**Source**.

◆ ◆ ◆

Quinze ans plus tard (1984), le Congolais Zao s'inspire de ce morceau pour
la chanson « ancien combattant ». Le chanteur se met dans la peau d’un tirailleur sénégalais qui a fait la guerre et raconte, de retour au pays, la manière dont le conflit frappe aveuglément tout ce qui bouge. "Cadavéré", voilà le destin de tous les belligérants et des civils plongés dans la guerre.
Les deux titres constituent de beaux hommages aux anciens combattants, dépeints comme des figures ambivalentes des sociétés africaines. Respectés, ils suscitent dans le même temps les moqueries des jeunes générations qui raillent le "
français tirailleur" des anciens dont les sempiternels discours sur la guerre finissent par lasser.

* La mémoire vive des derniers tirailleurs.

Beaucoup de descendants des tirailleurs ont le sentiment que leurs aïeux ont combattu pour la France, un pays qui les a négligés, oubliés et trahis.

Le morceau «365 cicatrices» de La Rumeur évoque ainsi l'invisibilisation volontaire des tirailleurs par les autorités française. « Ils étaient fiers, enrôlés tirailleurs, / Et en fin de guerre tu as su comment leur dire d'aller se faire voir ailleurs. / Et qui on appelle pour les excréments ? / Des travailleurs déracinés laissant femmes et enfants


La mémoire des tirailleurs reste une mémoire vive. L'argument de la "dette de sang ", ancien, puisqu'il remonte aux lendemains de la grande guerre, est réactivée. Lamine Senghor en 1927 dénonçait déjà les écarts de pension entre citoyens et sujets: "Nous savons et nous constatons que, lorsqu'on a besoin de nous, pour nous faire tuer ou pour nous faire travailler, nous sommes des Français; mais quand il s'agit de nous donner les droits, nous ne sommes plus des Français, nous sommes des nègres", constatait-il. Dans le même esprit, en août 1996, les représentants des sans-papiers de l'église saint-Bernard (Maliens et Sénégalais principalement) demandent leur régularisation au motif de leur longue présence en France et du sacrifice de leurs ancêtres tirailleurs venus combattre pour la France lors des deux guerres mondiales. Ils dénoncent alors l'injustice faite aux descendants de ces tirailleurs traités comme de véritables parias.

◆ ◆ ◆

**Matériel présenté**.

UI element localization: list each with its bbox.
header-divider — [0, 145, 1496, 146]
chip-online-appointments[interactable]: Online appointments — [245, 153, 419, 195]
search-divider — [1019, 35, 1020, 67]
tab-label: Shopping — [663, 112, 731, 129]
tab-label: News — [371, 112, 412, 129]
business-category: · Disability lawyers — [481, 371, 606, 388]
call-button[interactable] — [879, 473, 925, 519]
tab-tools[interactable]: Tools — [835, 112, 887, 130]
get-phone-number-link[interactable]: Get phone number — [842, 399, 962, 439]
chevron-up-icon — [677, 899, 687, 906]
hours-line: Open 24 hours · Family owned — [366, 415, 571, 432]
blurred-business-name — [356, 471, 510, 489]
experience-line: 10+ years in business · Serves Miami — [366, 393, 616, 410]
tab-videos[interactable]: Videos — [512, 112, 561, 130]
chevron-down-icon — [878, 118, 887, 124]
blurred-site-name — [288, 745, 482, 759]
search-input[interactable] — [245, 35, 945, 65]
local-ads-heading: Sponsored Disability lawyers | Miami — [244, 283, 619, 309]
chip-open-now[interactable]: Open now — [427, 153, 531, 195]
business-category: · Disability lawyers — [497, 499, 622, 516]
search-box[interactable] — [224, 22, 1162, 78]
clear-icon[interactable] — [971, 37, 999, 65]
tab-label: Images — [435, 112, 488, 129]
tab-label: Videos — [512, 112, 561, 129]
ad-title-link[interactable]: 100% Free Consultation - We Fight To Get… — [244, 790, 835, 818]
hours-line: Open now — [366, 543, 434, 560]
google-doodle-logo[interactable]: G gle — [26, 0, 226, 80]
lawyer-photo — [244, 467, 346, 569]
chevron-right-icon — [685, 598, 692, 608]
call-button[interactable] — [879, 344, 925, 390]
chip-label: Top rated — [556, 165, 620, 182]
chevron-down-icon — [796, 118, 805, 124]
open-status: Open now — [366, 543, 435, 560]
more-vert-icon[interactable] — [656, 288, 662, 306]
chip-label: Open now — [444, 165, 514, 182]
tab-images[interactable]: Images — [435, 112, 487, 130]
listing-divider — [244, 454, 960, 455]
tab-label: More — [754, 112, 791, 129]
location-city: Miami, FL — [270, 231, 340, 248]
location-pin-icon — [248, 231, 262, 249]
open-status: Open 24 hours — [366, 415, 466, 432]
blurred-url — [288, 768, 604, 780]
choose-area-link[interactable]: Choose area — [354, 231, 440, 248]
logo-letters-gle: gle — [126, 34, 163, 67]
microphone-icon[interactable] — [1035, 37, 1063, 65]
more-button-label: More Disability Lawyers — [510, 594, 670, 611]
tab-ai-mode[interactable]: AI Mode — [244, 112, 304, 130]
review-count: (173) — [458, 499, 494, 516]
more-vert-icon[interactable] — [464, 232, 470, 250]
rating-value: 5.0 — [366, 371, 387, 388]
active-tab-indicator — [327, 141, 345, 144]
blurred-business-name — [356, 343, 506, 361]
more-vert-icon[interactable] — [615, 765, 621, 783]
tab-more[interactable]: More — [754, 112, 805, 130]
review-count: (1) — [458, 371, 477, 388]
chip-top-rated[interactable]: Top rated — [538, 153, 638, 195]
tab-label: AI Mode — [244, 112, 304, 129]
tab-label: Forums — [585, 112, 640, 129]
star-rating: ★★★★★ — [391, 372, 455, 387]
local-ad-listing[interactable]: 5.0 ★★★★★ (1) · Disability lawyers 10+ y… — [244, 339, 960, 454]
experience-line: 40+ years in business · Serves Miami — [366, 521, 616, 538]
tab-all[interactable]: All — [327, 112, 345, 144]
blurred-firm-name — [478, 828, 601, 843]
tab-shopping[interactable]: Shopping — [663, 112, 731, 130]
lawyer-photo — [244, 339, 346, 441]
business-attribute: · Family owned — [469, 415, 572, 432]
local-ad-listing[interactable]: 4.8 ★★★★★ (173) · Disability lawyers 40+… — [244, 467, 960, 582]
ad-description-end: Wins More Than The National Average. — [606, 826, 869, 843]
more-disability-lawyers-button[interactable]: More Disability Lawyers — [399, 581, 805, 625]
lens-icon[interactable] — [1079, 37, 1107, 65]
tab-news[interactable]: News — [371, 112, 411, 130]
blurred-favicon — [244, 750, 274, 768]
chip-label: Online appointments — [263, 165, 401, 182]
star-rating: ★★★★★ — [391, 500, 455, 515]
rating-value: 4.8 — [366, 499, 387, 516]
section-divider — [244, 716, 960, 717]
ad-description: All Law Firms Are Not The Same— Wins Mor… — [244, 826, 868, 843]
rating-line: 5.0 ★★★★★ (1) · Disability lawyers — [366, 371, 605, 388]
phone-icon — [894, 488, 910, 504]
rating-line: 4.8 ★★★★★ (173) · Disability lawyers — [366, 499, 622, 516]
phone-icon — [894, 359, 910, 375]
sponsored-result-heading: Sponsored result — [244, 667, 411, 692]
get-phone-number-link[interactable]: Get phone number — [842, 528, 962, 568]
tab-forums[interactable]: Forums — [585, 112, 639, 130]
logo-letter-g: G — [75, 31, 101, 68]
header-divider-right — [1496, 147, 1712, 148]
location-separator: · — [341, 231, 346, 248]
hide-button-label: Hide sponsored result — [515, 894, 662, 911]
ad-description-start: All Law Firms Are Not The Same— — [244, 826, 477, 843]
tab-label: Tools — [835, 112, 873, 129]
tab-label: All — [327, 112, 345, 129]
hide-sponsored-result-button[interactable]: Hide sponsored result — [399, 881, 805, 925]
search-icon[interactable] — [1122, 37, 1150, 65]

◆ ◆ ◆

**Consignes**.
#1 Transcrivez fidèlement un extrait du texte sur les tirailleurs : commencez aux mots « Quinze ans plus » et arrêtez-vous après « des derniers tirailleurs. ».
#2 Relevez toutes les années citées dans le texte sur les tirailleurs.
#3 Reprenez le texte sur les tirailleurs après sa dernière phrase et écrivez-en la suite.

**Réponses par consigne**.
#1
Quinze ans plus tard (1984), le Congolais Zao s'inspire de ce morceau pour
la chanson « ancien combattant ». Le chanteur se met dans la peau d’un tirailleur sénégalais qui a fait la guerre et raconte, de retour au pays, la manière dont le conflit frappe aveuglément tout ce qui bouge. "Cadavéré", voilà le destin de tous les belligérants et des civils plongés dans la guerre.
Les deux titres constituent de beaux hommages aux anciens combattants, dépeints comme des figures ambivalentes des sociétés africaines. Respectés, ils suscitent dans le même temps les moqueries des jeunes générations qui raillent le "
français tirailleur" des anciens dont les sempiternels discours sur la guerre finissent par lasser.

* La mémoire vive des derniers tirailleurs.

#2 1984, 1927, 1996

#3
Dans « Parole de Soninké », Mokobé semble leur faire écho: « Ça représente quoi 30 000 familles à régulariser sur 60 millions d’habitants ? / A peine 0,05 % / Et qu’est-ce qu’on fait des sans-papiers ? / On les rafle, on les déporte / On les saucissonne comme des chiens, on les tabasse / Pour les renvoyer dans leur pays d’origine / Et les enfants scolarisés expulsés ? / Et les tirailleurs sénégalais ? / Tu te rappelles quand ils ont défendu la France ? / Qu’ils étaient au premier rang, même pas la retraite"

Au sein de la Mafia K'1 Fry, le même Mokobé, également membre du 113, enfonce le clou avec "Incompris". "Originaires du Mali, cousin d'la Mauritanie / Et du Sénégal, à la place du cœur / C'est l'continent africain qui parle / Les tirailleurs ont changé le destin d'la France / Et en récompense, aucun héritage pour leur descendance"

L'ingratitude de la France est ressentie par les survivants et leurs descendants comme un crachat au visage. On mesure l'ampleur du malaise en écoutant les paroles de « La vérité fait mal » de Keny Arkana, "Hiro" de Soprano " ou "Les Oubliés" de Rim'K du 113. La première constate: « La France était bien contente de pouvoir compter sur ses tirailleurs pour faire fuir les Allemands / Manque de reconnaissance / Quatre générations, on oublie la dette morale de la France / Enfant de l’immigration / Parqué dans des cité-dortoirs, difficile d'essuyer l'affront » Le rappeur du 113 souligne également le mépris avec lequel les tirailleurs ont été traités. "Hommage aux travailleurs immigrés, aux tirailleurs / Mo-morts pour la France, oubliés par la France / Morts pour la France, oubliés par la France"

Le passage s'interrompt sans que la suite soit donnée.